Things to do —
**A)** Using the court passage on the sugarcane dispute, explain in one to three sentences why the documents produced by the 1st respondent were admissible evidence.
**B)** Turn the paragraph of the court passage on the sugarcane dispute that begins "17. Whereas the appellant contended" into a brief list that keeps its main facts.

Reading passage —

Begin

17. Whereas the appellant contended in his pleadings that he is the one who weeded for the sugarcane and applied fertilizer, he conceded in cross-examination that he did not plant the cane. He conceded that the 1st respondent’s family is the one that planted the case but said that he could not remember the year that they planted the cane. He however stated that the cane was mistakenly planted on his land. He said that he was only claiming the cane proceeds.
18. The appellant conceded that he has been having a boundary dispute with the 1st respondent’s father since 1990. The documents produced by the 1st respondent to prove the existence of the dispute were therefore admissible evidence in the case. The submission by the advocate for the appellant that the evidence was not admissible does not stand.

End

Data provided —
Begin

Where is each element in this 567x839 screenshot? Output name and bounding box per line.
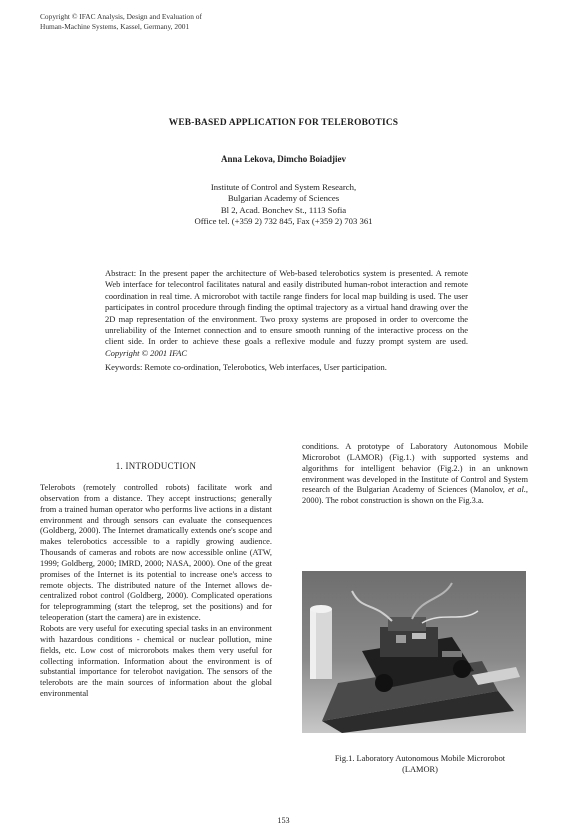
page-number: 153: [277, 816, 290, 825]
figure-1-photo: [302, 571, 526, 733]
author-list: Anna Lekova, Dimcho Boiadjiev: [220, 154, 346, 164]
right-text-part-2: , 2000). The robot construction is shown on the Fig.3.a.: [302, 485, 529, 506]
right-column-paragraph: [302, 442, 528, 507]
keywords: Keywords: Remote co-ordination, Telerobotics, Web interfaces, User participation.: [105, 362, 387, 372]
microrobot-photo-illustration: [302, 571, 526, 733]
affiliation-line: Bulgarian Academy of Sciences: [227, 193, 340, 204]
abstract-text: Abstract: In the present paper the architecture of Web-based telerobotics system is presented. A remote Web interface for telecontrol facilitates natural and easily distributed human-robot interaction and remote coordination in real time. A microrobot with tactile range finders for local map building is used. The user participates in control procedure through finding the optimal trajectory as a virtual hand drawing over the 2D map representation of the environment. Two proxy systems are proposed in order to overcome the unreliability of the Internet connection and to ensure smooth running of the interactive process on the client side. In order to achieve these goals a reflexive module and fuzzy prompt system are used.: [105, 268, 468, 347]
caption-line-2: (LAMOR): [402, 765, 438, 774]
caption-line-1: Fig.1. Laboratory Autonomous Mobile Microrobot: [334, 754, 506, 763]
section-heading-introduction: 1. INTRODUCTION: [115, 461, 197, 471]
right-text-part-1: conditions. A prototype of Laboratory Autonomous Mobile Microrobot (LAMOR) (Fig.1.) with supported systems and algorithms for intelligent behavior (Fig.2.) in an unknown environment was developed in the Institute of Control and System research of the Bulgarian Academy of Sciences (Manolov,: [302, 442, 528, 495]
introduction-paragraph-1: Telerobots (remotely controlled robots) facilitate work and observation from a distance. They accept instructions; generally from a trained human operator who performs live actions in a distant environment and through sensors can evaluate the consequences (Goldberg, 2000). The Internet dramatically extends one's scope and makes telerobotics accessible to a rapidly growing audience. Thousands of cameras and robots are now accessible online (ATW, 1999; Goldberg, 2000; IMRD, 2000; NASA, 2000). One of the great promises of the Internet is its potential to increase one's access to remote objects. The distributed nature of the Internet allows de-centralized robot control (Goldberg, 2000). Complicated operations for teleprogramming (start the teleprog, set the positions) and for teleoperation (start the camera) are in existence.: [40, 483, 272, 623]
affiliation-block: [0, 182, 567, 228]
abstract: [105, 268, 468, 359]
left-column: [40, 483, 272, 700]
right-text-italic: et al.: [508, 485, 526, 495]
abstract-copyright: Copyright © 2001 IFAC: [105, 347, 188, 358]
affiliation-line: Office tel. (+359 2) 732 845, Fax (+359 2) 703 361: [194, 216, 373, 227]
copyright-notice: [40, 12, 202, 31]
affiliation-line: Institute of Control and System Research,: [210, 182, 357, 192]
paper-title: WEB-BASED APPLICATION FOR TELEROBOTICS: [168, 118, 399, 128]
copyright-line-2: Human-Machine Systems, Kassel, Germany, 2001: [40, 21, 190, 31]
introduction-paragraph-2: Robots are very useful for executing special tasks in an environment with hazardous conditions - chemical or nuclear pollution, mine fields, etc. Low cost of microrobots makes them very useful for collecting information. Information about the environment is of substantial importance for telerobot navigation. The sensors of the telerobots are the main sources of information about the global environmental: [40, 623, 272, 699]
affiliation-line: Bl 2, Acad. Bonchev St., 1113 Sofia: [220, 204, 347, 215]
right-column: [302, 442, 528, 507]
copyright-line-1: Copyright © IFAC Analysis, Design and Evaluation of: [40, 12, 202, 21]
figure-1-caption: [308, 753, 532, 775]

End

Expected results —
**A)** They were admissible because the appellant himself conceded that he had been having a boundary dispute with the 1st respondent's father since 1990. The documents were produced to prove that dispute, so the appellant's advocate's submission that they were inadmissible does not stand.

**B)**
- In his pleadings, the appellant claimed he weeded the sugarcane and applied fertilizer.
- In cross-examination, he conceded that he did not plant the cane.
- He conceded that the 1st respondent's family planted it, but could not remember the year.
- He stated that the cane was mistakenly planted on his land.
- He said he was claiming only the cane proceeds.